_Directions for this task_. Starting with the line that holds "Output the text content of this document.", reproduce each line through the last one of the data, exactly as written. Pictures are not copied.

_Record excerpts_.
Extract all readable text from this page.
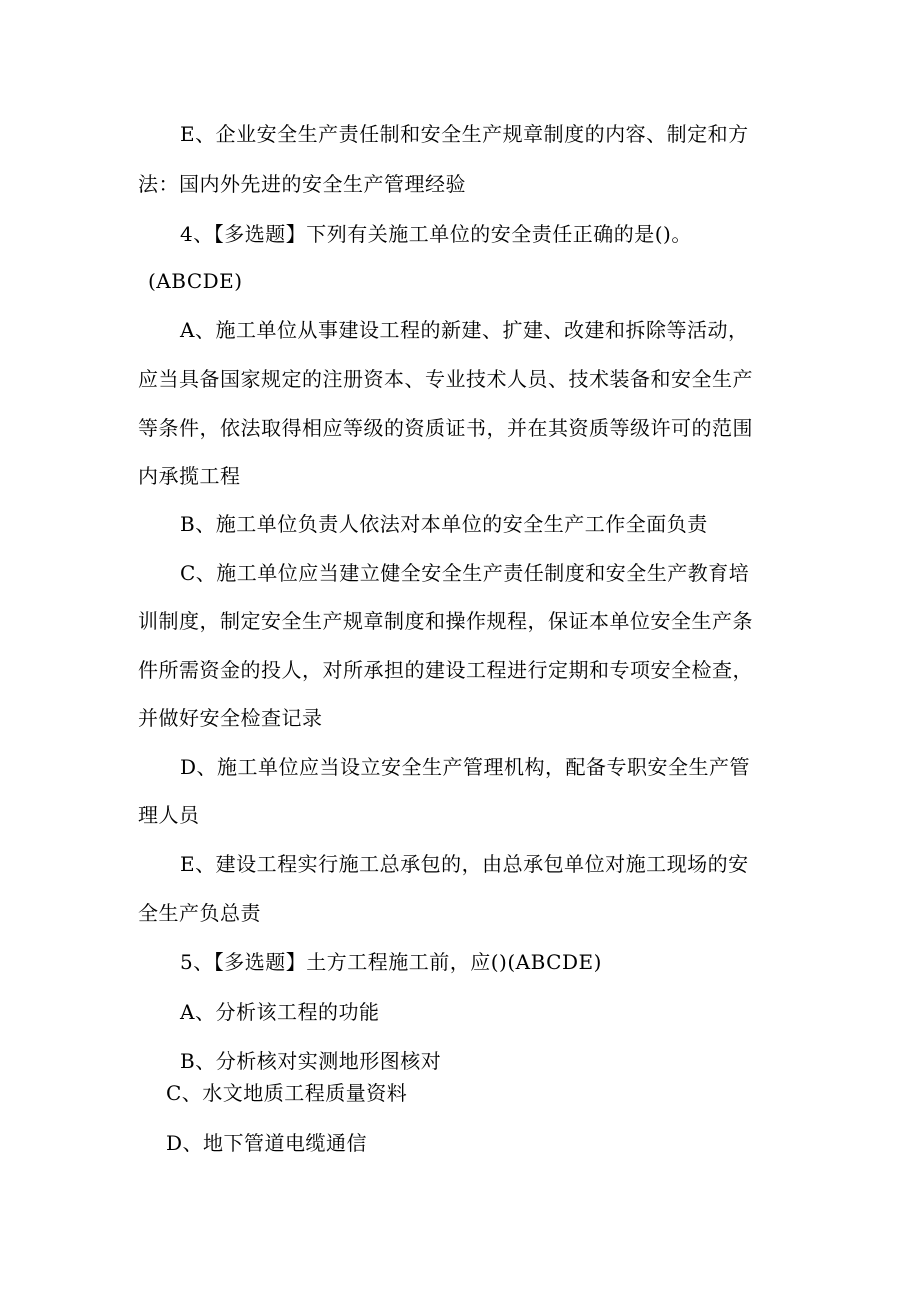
E、企业安全生产责任制和安全生产规章制度的内容、制定和方
法：国内外先进的安全生产管理经验
4、【多选题】下列有关施工单位的安全责任正确的是()。
(ABCDE)
A、施工单位从事建设工程的新建、扩建、改建和拆除等活动，
应当具备国家规定的注册资本、专业技术人员、技术装备和安全生产
等条件，依法取得相应等级的资质证书，并在其资质等级许可的范围
内承揽工程
B、施工单位负责人依法对本单位的安全生产工作全面负责
C、施工单位应当建立健全安全生产责任制度和安全生产教育培
训制度，制定安全生产规章制度和操作规程，保证本单位安全生产条
件所需资金的投人，对所承担的建设工程进行定期和专项安全检查，
并做好安全检查记录
D、施工单位应当设立安全生产管理机构，配备专职安全生产管
理人员
E、建设工程实行施工总承包的，由总承包单位对施工现场的安
全生产负总责
5、【多选题】土方工程施工前，应()(ABCDE)
A、分析该工程的功能
B、分析核对实测地形图核对
C、水文地质工程质量资料
D、地下管道电缆通信
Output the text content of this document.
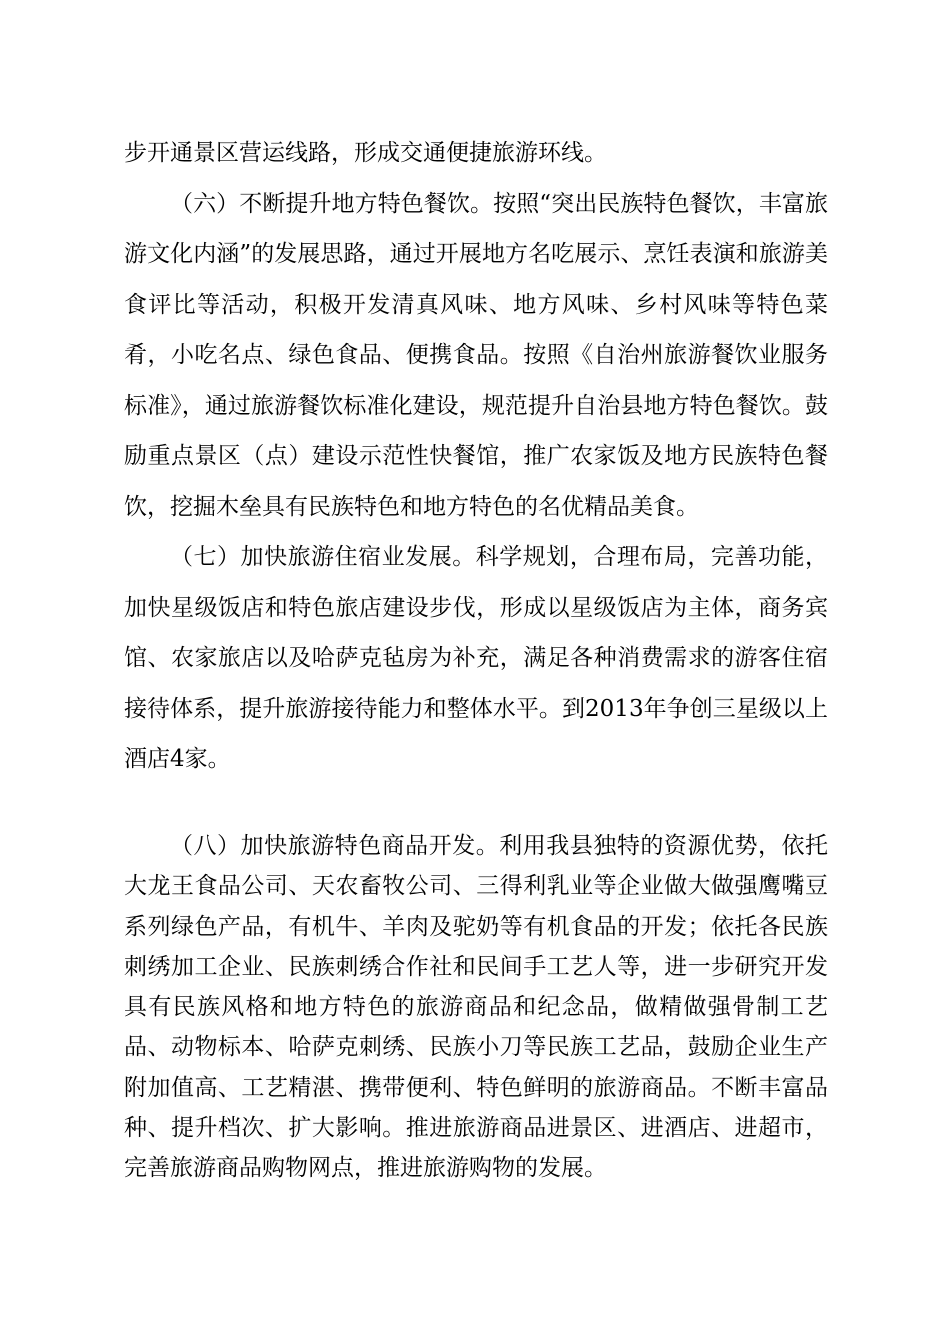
步开通景区营运线路，形成交通便捷旅游环线。

（六）不断提升地方特色餐饮。按照“突出民族特色餐饮，丰富旅游文化内涵”的发展思路，通过开展地方名吃展示、烹饪表演和旅游美食评比等活动，积极开发清真风味、地方风味、乡村风味等特色菜肴，小吃名点、绿色食品、便携食品。按照《自治州旅游餐饮业服务标准》，通过旅游餐饮标准化建设，规范提升自治县地方特色餐饮。鼓励重点景区（点）建设示范性快餐馆，推广农家饭及地方民族特色餐饮，挖掘木垒具有民族特色和地方特色的名优精品美食。

（七）加快旅游住宿业发展。科学规划，合理布局，完善功能，加快星级饭店和特色旅店建设步伐，形成以星级饭店为主体，商务宾馆、农家旅店以及哈萨克毡房为补充，满足各种消费需求的游客住宿接待体系，提升旅游接待能力和整体水平。到2013年争创三星级以上酒店4家。

（八）加快旅游特色商品开发。利用我县独特的资源优势，依托大龙王食品公司、天农畜牧公司、三得利乳业等企业做大做强鹰嘴豆系列绿色产品，有机牛、羊肉及驼奶等有机食品的开发；依托各民族刺绣加工企业、民族刺绣合作社和民间手工艺人等，进一步研究开发具有民族风格和地方特色的旅游商品和纪念品，做精做强骨制工艺品、动物标本、哈萨克刺绣、民族小刀等民族工艺品，鼓励企业生产附加值高、工艺精湛、携带便利、特色鲜明的旅游商品。不断丰富品种、提升档次、扩大影响。推进旅游商品进景区、进酒店、进超市，完善旅游商品购物网点，推进旅游购物的发展。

_Reply to the task_.
Output the text content of this document.
步开通景区营运线路，形成交通便捷旅游环线。

（六）不断提升地方特色餐饮。按照“突出民族特色餐饮，丰富旅游文化内涵”的发展思路，通过开展地方名吃展示、烹饪表演和旅游美食评比等活动，积极开发清真风味、地方风味、乡村风味等特色菜肴，小吃名点、绿色食品、便携食品。按照《自治州旅游餐饮业服务标准》，通过旅游餐饮标准化建设，规范提升自治县地方特色餐饮。鼓励重点景区（点）建设示范性快餐馆，推广农家饭及地方民族特色餐饮，挖掘木垒具有民族特色和地方特色的名优精品美食。

（七）加快旅游住宿业发展。科学规划，合理布局，完善功能，加快星级饭店和特色旅店建设步伐，形成以星级饭店为主体，商务宾馆、农家旅店以及哈萨克毡房为补充，满足各种消费需求的游客住宿接待体系，提升旅游接待能力和整体水平。到2013年争创三星级以上酒店4家。

（八）加快旅游特色商品开发。利用我县独特的资源优势，依托大龙王食品公司、天农畜牧公司、三得利乳业等企业做大做强鹰嘴豆系列绿色产品，有机牛、羊肉及驼奶等有机食品的开发；依托各民族刺绣加工企业、民族刺绣合作社和民间手工艺人等，进一步研究开发具有民族风格和地方特色的旅游商品和纪念品，做精做强骨制工艺品、动物标本、哈萨克刺绣、民族小刀等民族工艺品，鼓励企业生产附加值高、工艺精湛、携带便利、特色鲜明的旅游商品。不断丰富品种、提升档次、扩大影响。推进旅游商品进景区、进酒店、进超市，完善旅游商品购物网点，推进旅游购物的发展。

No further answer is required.